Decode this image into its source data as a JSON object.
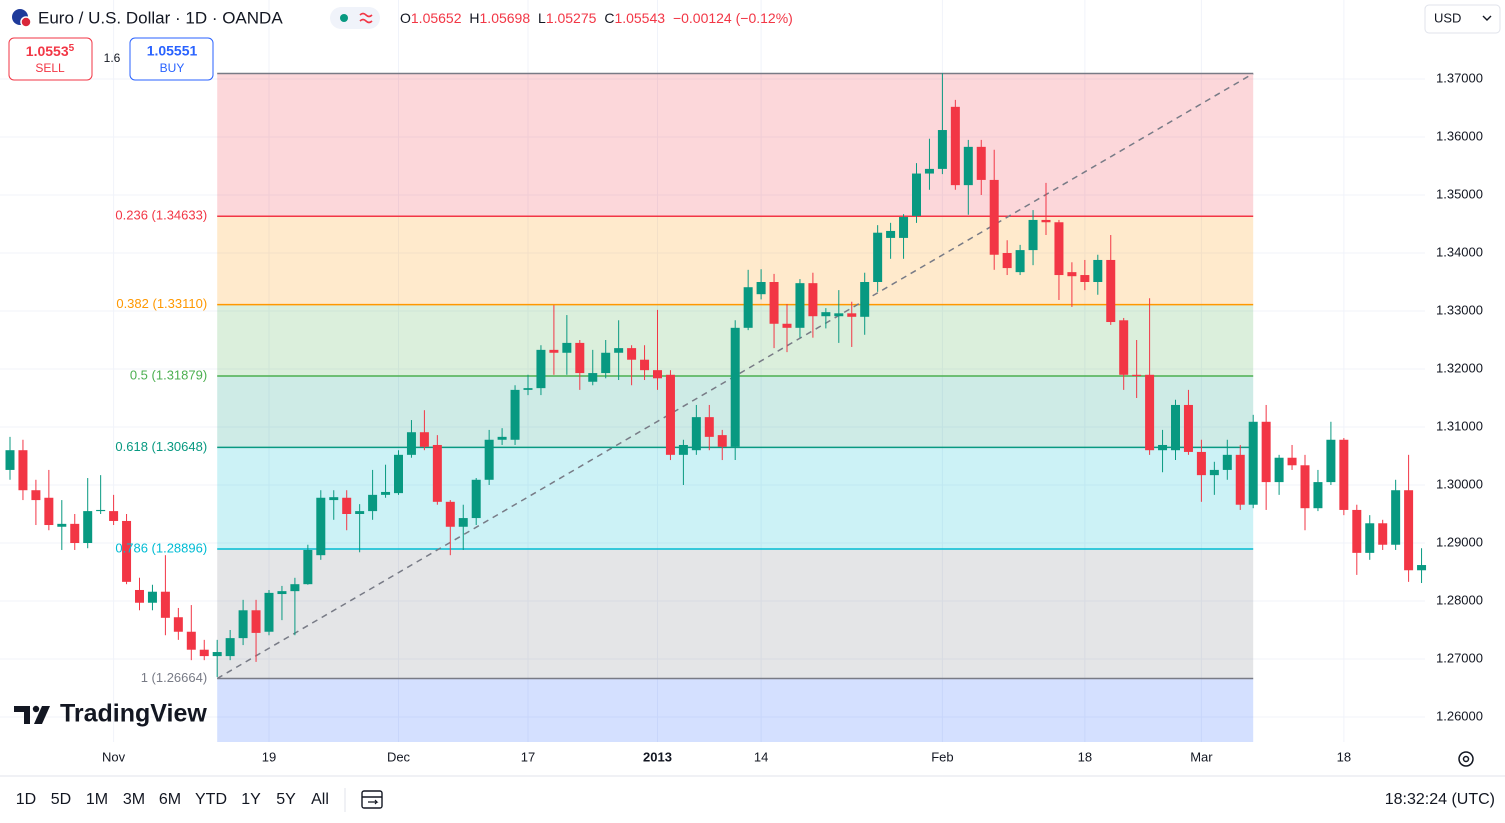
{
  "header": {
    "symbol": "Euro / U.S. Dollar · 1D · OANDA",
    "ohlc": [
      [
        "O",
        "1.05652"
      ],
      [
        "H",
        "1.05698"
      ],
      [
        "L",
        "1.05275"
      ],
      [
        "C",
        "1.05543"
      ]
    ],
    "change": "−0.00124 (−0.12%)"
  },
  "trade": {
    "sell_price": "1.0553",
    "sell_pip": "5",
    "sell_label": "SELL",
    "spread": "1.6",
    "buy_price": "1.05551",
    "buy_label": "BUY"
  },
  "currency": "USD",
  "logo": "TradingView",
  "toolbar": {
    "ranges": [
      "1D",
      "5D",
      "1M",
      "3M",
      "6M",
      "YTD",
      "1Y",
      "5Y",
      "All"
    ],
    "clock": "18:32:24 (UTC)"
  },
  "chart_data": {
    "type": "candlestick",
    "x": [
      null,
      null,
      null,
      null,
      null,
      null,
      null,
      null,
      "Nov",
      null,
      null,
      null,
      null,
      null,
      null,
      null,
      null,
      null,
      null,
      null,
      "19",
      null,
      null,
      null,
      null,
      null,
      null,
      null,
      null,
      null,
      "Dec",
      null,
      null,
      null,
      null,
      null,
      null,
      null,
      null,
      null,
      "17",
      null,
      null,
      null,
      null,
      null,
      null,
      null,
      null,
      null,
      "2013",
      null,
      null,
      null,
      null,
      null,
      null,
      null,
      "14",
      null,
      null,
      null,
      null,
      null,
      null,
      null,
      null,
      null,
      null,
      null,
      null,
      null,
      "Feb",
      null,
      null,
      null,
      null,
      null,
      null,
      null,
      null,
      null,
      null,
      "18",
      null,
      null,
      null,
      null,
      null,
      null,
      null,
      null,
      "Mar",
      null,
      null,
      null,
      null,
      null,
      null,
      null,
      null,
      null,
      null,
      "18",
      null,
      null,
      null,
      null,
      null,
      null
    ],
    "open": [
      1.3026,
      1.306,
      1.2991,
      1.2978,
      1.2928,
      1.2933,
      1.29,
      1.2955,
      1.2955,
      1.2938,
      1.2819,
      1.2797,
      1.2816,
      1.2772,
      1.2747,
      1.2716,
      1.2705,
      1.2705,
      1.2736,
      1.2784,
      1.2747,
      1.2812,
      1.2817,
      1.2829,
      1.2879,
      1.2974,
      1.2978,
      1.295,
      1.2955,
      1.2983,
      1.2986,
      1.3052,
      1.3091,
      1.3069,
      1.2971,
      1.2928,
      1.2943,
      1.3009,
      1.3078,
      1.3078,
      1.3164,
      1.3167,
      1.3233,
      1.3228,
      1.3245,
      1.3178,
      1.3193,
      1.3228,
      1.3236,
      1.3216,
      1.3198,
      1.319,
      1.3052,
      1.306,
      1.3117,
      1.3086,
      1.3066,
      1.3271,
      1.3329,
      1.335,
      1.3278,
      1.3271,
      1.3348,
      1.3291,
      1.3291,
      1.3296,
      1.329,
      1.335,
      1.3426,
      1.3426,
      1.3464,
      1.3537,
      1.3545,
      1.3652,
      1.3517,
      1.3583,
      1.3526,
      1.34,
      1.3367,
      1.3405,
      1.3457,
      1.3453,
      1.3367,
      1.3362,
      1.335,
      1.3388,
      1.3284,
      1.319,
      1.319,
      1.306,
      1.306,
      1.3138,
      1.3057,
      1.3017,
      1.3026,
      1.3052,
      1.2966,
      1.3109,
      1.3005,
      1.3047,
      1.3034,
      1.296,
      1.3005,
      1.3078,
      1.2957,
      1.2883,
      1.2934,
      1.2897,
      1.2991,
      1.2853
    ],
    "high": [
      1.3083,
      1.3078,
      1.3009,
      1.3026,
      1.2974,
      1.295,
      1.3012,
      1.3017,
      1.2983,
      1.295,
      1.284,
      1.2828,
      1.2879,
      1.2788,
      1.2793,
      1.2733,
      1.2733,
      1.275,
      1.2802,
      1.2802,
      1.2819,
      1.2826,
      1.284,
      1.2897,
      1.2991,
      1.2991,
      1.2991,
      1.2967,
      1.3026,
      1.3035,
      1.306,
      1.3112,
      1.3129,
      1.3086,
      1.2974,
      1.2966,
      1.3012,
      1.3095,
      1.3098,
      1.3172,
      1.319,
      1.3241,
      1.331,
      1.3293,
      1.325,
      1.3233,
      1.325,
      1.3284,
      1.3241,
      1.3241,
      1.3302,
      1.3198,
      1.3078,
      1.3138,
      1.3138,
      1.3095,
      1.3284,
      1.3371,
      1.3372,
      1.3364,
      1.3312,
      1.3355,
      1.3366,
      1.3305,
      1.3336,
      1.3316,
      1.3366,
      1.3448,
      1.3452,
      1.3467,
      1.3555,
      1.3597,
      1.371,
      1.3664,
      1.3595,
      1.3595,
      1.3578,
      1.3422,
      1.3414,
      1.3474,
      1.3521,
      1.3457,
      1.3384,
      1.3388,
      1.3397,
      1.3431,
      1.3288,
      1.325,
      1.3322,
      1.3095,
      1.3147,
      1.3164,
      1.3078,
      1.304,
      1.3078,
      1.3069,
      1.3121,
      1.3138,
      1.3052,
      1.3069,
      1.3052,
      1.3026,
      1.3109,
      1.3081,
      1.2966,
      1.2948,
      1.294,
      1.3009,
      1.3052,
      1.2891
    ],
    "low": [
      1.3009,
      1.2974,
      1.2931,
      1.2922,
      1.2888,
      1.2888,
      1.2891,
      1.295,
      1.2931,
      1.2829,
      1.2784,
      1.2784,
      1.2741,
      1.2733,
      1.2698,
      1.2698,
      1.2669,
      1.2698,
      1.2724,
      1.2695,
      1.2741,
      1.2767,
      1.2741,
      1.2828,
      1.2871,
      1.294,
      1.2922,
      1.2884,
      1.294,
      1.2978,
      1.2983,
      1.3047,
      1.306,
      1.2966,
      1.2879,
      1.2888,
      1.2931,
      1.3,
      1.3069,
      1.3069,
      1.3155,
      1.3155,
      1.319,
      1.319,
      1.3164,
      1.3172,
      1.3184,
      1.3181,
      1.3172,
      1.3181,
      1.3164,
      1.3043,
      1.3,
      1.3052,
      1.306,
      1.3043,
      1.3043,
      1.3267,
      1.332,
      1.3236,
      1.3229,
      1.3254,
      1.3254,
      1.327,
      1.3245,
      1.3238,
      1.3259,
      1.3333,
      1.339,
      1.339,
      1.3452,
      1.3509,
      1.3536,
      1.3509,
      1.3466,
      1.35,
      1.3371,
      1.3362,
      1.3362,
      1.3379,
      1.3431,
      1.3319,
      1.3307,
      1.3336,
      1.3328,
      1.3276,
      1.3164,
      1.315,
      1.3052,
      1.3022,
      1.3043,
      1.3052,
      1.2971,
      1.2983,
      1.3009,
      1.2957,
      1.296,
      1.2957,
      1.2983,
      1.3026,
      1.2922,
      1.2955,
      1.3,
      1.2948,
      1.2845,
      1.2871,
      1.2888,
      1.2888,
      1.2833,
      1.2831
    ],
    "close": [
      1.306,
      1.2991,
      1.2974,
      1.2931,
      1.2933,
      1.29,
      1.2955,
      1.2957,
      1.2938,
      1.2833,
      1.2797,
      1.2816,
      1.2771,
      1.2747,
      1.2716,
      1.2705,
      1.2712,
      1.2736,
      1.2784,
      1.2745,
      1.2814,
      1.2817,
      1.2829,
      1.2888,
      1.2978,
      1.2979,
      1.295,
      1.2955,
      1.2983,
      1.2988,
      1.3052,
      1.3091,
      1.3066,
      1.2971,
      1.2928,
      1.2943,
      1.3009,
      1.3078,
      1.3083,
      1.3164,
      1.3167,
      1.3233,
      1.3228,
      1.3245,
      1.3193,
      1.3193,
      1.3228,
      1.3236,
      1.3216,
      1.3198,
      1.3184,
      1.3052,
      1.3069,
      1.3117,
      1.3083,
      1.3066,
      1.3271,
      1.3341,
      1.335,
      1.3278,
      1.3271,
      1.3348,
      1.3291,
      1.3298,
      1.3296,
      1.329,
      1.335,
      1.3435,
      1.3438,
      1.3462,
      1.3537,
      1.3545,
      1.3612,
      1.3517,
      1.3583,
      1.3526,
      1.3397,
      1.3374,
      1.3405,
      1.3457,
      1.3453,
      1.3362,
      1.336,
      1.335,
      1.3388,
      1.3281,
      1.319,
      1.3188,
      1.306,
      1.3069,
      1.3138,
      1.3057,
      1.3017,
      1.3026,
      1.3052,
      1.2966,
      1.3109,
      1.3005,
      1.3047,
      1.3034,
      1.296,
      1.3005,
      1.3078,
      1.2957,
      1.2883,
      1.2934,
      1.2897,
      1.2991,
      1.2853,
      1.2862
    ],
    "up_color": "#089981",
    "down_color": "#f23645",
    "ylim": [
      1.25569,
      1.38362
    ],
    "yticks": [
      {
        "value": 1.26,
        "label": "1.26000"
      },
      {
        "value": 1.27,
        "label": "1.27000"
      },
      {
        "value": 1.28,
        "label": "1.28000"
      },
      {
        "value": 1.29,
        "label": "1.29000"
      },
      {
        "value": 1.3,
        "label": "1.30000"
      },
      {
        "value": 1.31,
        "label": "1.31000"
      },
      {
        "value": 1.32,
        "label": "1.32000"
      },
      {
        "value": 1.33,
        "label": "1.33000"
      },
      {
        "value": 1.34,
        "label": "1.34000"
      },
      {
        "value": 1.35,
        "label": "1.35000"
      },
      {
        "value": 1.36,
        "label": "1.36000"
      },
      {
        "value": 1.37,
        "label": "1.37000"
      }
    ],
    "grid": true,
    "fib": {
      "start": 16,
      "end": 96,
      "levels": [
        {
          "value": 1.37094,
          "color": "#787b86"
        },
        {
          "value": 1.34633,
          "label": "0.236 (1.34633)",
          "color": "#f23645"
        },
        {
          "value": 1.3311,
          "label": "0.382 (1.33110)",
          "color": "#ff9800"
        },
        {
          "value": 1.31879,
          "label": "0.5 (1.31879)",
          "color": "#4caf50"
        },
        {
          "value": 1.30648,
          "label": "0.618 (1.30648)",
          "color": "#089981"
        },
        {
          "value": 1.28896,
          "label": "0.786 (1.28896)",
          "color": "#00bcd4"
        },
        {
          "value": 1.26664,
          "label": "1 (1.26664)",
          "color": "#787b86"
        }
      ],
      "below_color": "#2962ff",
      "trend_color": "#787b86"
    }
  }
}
++++++
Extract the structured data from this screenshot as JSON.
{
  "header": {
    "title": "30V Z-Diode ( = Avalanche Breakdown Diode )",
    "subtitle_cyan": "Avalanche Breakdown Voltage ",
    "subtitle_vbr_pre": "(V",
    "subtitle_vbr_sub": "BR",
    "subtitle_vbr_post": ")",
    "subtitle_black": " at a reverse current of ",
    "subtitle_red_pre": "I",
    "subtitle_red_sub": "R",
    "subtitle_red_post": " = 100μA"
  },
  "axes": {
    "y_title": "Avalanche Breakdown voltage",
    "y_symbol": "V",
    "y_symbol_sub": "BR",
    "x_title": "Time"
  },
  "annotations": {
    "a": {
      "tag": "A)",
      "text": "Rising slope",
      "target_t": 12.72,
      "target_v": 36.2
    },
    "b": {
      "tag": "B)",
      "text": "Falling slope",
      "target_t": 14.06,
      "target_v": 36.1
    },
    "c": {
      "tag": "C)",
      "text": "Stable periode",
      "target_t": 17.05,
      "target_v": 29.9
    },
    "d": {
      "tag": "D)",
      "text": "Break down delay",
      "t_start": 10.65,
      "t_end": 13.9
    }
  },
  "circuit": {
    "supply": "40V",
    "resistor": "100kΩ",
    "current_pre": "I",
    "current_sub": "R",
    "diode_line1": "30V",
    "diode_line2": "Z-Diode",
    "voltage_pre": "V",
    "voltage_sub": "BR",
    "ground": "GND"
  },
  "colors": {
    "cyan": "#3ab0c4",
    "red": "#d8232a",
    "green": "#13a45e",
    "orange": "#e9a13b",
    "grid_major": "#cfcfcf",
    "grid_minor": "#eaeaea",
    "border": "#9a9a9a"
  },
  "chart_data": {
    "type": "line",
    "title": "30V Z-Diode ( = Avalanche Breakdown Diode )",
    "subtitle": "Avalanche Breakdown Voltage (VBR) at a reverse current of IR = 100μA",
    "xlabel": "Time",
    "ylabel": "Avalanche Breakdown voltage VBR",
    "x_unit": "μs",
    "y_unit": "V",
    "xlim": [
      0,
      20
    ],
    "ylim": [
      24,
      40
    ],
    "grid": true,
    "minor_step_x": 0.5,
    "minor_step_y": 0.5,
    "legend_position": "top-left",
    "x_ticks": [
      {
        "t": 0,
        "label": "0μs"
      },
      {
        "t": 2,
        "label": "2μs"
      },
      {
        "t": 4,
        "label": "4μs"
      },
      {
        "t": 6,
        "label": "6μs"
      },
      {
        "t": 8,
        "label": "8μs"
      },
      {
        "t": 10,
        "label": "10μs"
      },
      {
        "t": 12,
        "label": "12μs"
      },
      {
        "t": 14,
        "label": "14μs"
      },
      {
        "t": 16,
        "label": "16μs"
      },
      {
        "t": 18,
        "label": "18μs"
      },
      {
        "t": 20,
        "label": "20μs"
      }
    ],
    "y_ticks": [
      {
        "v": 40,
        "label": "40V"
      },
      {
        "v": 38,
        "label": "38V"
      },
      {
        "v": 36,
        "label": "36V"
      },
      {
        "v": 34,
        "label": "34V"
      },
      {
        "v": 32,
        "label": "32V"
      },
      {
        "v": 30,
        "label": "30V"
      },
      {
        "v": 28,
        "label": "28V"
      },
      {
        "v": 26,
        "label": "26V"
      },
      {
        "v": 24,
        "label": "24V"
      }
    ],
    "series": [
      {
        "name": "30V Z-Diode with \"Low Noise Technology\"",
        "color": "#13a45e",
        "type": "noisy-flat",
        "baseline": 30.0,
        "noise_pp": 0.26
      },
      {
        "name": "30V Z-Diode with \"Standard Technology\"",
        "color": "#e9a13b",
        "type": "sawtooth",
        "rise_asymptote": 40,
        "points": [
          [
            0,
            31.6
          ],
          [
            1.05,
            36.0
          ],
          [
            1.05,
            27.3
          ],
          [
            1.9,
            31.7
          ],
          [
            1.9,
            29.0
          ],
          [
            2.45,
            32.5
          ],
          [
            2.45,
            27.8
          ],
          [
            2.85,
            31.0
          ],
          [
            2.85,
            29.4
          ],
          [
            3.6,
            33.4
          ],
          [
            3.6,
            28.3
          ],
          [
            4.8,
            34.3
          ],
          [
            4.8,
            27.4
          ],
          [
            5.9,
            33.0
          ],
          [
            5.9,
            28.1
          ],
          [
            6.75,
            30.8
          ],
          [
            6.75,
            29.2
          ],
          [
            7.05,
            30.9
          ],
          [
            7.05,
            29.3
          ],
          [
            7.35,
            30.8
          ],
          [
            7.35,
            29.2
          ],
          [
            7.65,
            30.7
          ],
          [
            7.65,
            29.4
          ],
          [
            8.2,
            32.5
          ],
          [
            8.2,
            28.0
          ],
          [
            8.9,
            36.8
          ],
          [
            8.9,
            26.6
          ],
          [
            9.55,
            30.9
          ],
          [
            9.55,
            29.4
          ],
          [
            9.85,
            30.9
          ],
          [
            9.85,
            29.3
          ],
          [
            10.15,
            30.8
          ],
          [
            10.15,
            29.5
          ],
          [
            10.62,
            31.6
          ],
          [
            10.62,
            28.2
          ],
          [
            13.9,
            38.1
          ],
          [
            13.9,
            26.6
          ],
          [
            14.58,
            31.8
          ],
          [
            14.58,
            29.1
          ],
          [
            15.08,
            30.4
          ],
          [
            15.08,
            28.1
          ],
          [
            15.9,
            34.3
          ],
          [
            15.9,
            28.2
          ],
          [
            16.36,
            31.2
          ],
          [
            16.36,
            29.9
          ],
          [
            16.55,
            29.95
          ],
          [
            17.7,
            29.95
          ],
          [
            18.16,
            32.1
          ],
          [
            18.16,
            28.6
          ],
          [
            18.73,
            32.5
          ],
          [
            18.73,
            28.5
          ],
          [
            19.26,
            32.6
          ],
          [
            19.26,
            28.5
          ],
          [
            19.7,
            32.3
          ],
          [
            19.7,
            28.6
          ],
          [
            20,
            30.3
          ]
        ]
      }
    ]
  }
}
++++++
* _GOAL_:
Extract each line from the entries above that contains the string "name".

* _SOLUTION_:
        "name": "30V Z-Diode with \"Low Noise Technology\"",
        "name": "30V Z-Diode with \"Standard Technology\"",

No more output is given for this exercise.